**Written exercise**
Take each line containing "apple" and report it exactly as written.

## Start Supplied material

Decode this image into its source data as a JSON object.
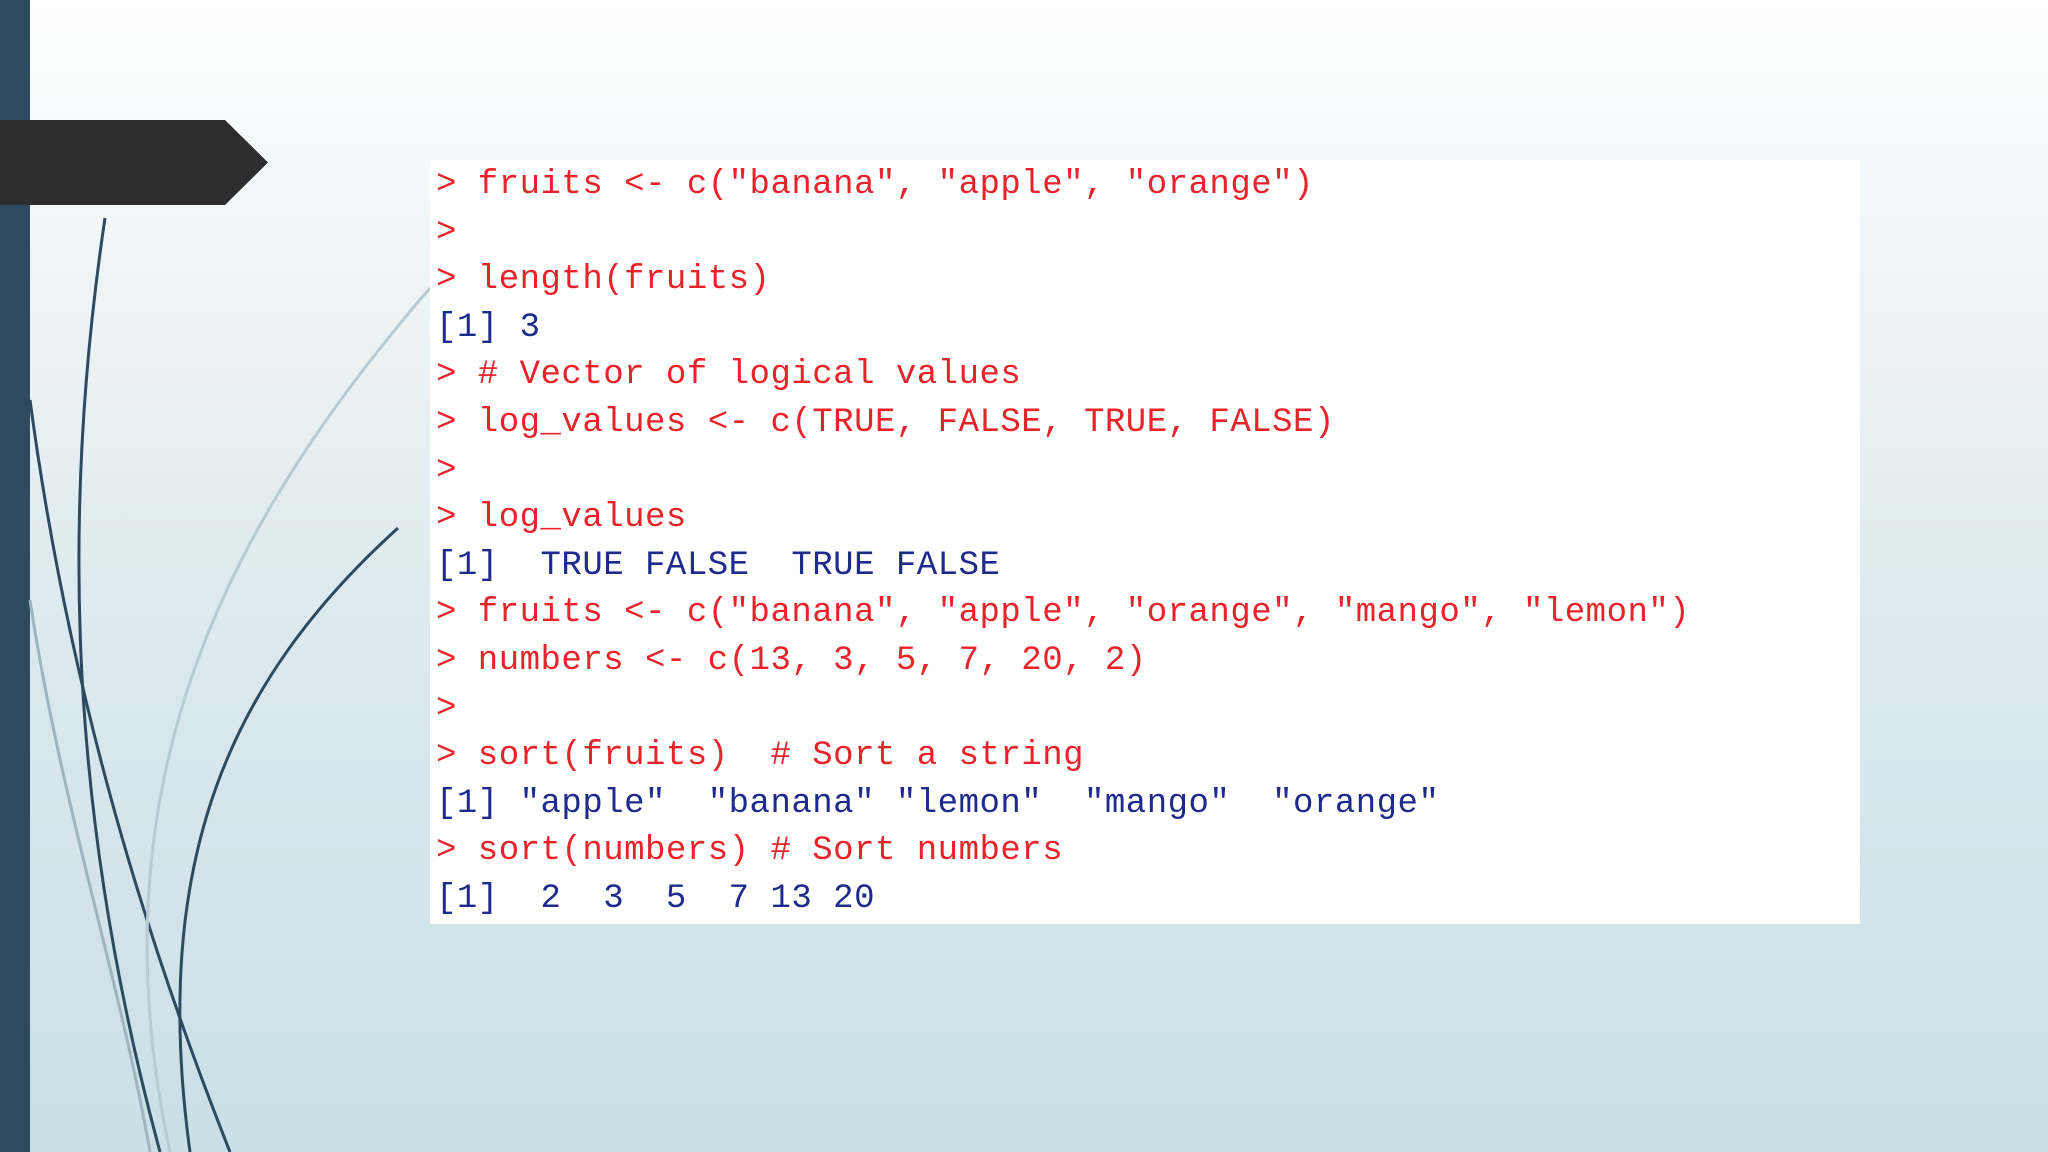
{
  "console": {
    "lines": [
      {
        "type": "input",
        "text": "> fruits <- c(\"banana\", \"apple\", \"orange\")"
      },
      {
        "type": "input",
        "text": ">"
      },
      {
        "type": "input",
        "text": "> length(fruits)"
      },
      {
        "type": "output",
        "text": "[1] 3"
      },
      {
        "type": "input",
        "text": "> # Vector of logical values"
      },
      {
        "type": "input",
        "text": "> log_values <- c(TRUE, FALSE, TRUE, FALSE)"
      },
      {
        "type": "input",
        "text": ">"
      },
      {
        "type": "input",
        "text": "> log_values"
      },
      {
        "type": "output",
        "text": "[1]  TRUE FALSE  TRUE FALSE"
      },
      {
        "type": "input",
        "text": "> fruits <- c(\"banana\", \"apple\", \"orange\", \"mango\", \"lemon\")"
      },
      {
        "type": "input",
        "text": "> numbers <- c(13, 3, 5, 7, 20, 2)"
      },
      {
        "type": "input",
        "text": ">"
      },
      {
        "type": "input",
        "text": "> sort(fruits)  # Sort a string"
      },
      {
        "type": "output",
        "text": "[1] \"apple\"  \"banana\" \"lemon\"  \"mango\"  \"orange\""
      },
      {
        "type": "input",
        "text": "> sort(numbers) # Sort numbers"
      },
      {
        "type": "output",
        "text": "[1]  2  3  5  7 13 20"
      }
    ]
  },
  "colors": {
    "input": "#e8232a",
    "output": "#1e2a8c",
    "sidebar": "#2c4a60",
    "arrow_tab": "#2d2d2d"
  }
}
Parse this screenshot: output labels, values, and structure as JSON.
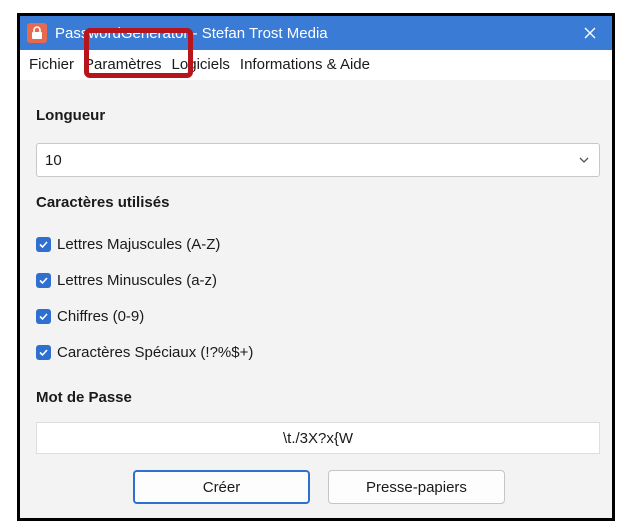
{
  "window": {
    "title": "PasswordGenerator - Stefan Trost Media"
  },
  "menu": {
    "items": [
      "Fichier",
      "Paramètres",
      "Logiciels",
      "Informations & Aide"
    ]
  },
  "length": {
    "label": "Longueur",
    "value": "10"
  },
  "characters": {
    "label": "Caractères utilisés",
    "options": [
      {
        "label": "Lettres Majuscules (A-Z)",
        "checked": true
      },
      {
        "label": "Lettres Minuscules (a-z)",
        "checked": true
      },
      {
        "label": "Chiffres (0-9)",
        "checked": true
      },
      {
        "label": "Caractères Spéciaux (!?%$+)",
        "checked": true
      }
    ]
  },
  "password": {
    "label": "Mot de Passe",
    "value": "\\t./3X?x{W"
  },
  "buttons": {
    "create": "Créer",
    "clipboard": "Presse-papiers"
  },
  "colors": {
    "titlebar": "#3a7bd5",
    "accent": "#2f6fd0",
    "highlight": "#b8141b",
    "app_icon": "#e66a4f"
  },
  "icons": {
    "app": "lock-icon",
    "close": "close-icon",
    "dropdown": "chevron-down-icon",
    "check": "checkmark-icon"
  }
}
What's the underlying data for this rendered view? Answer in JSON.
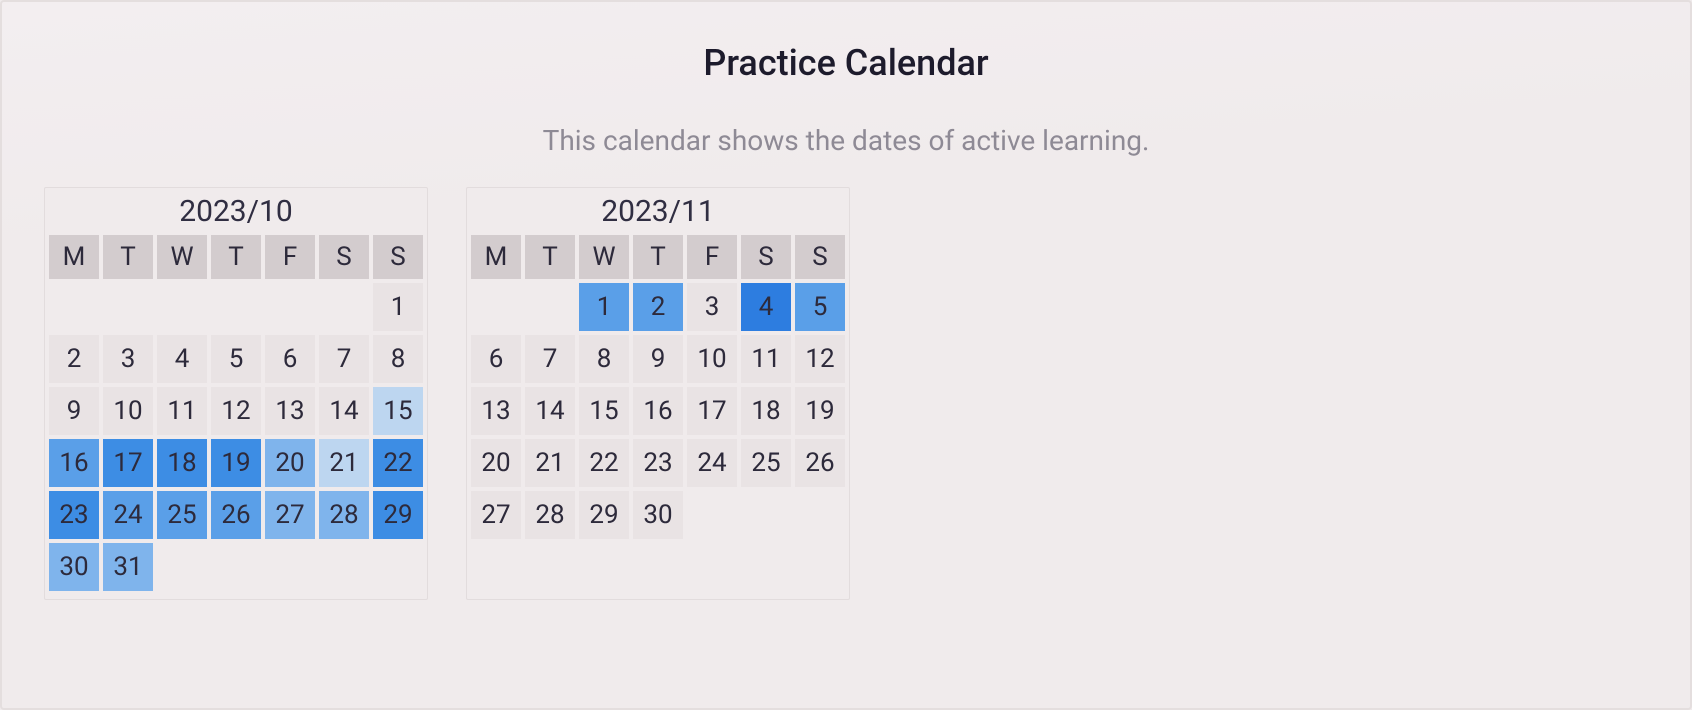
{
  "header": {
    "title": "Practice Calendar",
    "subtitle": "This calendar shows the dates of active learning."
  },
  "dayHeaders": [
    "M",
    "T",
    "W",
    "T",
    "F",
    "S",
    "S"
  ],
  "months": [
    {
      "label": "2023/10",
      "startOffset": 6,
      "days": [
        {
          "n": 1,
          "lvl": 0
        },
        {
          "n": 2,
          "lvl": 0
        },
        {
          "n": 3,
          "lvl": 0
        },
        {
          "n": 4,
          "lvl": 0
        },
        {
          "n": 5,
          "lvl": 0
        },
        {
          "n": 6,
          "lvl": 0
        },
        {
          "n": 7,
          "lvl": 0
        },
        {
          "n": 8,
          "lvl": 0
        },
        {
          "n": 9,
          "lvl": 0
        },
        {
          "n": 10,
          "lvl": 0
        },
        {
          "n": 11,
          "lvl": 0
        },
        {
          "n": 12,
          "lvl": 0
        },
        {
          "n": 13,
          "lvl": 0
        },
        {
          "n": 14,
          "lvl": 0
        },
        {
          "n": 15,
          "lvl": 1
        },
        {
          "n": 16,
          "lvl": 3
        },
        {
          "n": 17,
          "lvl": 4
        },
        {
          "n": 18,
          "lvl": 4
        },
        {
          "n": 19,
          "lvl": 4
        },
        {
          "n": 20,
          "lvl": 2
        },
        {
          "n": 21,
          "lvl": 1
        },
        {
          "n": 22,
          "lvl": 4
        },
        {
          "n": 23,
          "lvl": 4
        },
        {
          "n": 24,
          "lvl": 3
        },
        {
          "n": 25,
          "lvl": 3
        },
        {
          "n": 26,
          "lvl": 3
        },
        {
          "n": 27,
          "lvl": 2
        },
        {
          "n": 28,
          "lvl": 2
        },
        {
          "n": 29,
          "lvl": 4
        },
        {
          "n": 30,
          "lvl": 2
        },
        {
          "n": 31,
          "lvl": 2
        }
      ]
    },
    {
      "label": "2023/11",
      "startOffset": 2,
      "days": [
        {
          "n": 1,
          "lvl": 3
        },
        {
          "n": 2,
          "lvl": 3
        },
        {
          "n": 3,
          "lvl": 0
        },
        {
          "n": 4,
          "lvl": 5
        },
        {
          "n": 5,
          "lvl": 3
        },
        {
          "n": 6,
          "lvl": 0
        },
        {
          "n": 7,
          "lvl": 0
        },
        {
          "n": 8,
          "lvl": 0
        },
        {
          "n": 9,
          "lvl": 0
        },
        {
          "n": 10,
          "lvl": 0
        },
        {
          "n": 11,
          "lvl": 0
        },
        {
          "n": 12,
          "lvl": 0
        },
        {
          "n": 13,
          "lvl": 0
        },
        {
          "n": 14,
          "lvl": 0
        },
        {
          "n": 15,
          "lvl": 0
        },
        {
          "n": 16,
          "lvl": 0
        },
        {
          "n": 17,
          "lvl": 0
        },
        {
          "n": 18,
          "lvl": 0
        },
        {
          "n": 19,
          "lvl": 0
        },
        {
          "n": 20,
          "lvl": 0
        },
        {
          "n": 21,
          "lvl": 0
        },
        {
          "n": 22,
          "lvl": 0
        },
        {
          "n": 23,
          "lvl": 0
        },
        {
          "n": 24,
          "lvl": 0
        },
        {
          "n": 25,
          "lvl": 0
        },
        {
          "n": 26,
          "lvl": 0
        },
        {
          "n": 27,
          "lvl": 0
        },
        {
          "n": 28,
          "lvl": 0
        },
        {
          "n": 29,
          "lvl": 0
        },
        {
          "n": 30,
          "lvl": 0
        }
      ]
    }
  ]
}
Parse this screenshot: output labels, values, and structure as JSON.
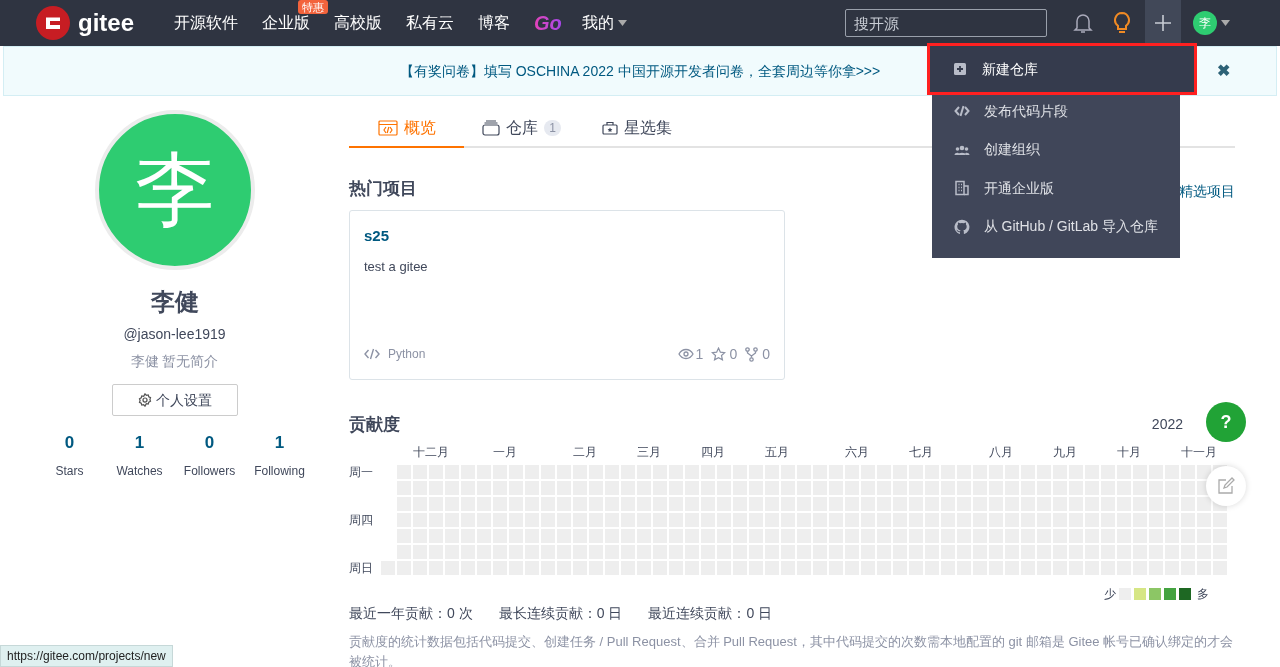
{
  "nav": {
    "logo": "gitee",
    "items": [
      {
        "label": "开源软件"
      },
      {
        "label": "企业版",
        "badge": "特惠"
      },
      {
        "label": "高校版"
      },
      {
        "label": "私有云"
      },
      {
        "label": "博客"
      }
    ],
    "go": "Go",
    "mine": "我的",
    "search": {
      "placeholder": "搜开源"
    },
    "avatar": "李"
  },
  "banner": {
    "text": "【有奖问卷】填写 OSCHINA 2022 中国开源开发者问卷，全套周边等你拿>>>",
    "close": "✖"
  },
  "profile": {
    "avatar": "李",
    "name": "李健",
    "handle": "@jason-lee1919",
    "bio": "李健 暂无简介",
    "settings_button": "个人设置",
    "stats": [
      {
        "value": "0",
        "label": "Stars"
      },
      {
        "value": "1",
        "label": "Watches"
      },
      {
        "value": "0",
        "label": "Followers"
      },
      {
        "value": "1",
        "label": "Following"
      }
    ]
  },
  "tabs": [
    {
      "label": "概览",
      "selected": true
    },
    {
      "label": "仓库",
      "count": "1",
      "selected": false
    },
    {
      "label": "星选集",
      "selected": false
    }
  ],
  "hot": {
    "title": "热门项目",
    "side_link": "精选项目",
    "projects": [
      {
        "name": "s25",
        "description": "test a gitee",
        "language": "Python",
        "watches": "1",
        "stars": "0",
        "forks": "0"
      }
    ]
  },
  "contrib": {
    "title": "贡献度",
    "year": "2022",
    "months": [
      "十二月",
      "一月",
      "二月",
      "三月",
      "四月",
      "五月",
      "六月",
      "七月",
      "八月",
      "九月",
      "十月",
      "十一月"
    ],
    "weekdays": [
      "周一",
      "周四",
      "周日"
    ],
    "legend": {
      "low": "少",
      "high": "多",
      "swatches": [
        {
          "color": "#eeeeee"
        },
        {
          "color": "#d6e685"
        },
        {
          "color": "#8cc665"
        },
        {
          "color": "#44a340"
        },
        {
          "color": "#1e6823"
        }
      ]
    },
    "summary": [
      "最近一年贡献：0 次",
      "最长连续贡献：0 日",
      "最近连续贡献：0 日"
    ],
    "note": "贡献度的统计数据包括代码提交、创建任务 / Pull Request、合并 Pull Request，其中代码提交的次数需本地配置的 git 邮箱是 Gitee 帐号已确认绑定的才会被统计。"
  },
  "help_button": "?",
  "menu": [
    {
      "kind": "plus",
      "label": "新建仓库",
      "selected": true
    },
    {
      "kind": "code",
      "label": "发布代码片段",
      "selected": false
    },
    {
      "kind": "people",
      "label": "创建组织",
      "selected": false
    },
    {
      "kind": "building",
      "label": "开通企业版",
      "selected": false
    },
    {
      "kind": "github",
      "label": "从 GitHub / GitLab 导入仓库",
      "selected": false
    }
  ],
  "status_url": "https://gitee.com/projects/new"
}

## End Supplied material

**Task answer**
        "text": "> fruits <- c(\"banana\", \"apple\", \"orange\")"
        "text": "> fruits <- c(\"banana\", \"apple\", \"orange\", \"mango\", \"lemon\")"
        "text": "[1] \"apple\"  \"banana\" \"lemon\"  \"mango\"  \"orange\""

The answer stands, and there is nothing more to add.